* _Exercise instructions_
Report all lines from the entries below in which "icon" appears.

Data entries
[START]

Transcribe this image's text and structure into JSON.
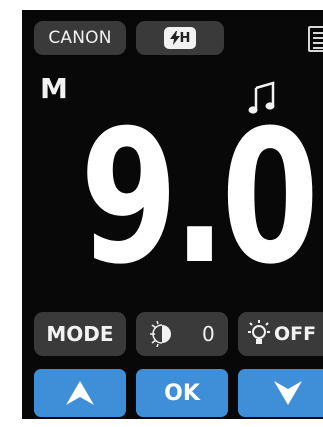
{
  "top": {
    "brand_label": "CANON",
    "flash_mode_label": "H",
    "flash_icon": "flash-icon",
    "menu_icon": "menu-icon"
  },
  "status": {
    "mode_letter": "M",
    "sound_icon": "music-note-icon"
  },
  "display": {
    "value": "9.0"
  },
  "controls": {
    "mode_label": "MODE",
    "brightness_icon": "brightness-icon",
    "brightness_value": "0",
    "lamp_icon": "lamp-icon",
    "lamp_label": "OFF"
  },
  "nav": {
    "up_icon": "up-arrow-icon",
    "ok_label": "OK",
    "down_icon": "down-arrow-icon"
  },
  "colors": {
    "screen_bg": "#080808",
    "pill_bg": "#3a3a3a",
    "button_blue": "#3f8fd8",
    "text": "#f2f2f2"
  }
}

[END]

* _Output_
    "flash_icon": "flash-icon",
    "menu_icon": "menu-icon"
    "sound_icon": "music-note-icon"
    "brightness_icon": "brightness-icon",
    "lamp_icon": "lamp-icon",
    "up_icon": "up-arrow-icon",
    "down_icon": "down-arrow-icon"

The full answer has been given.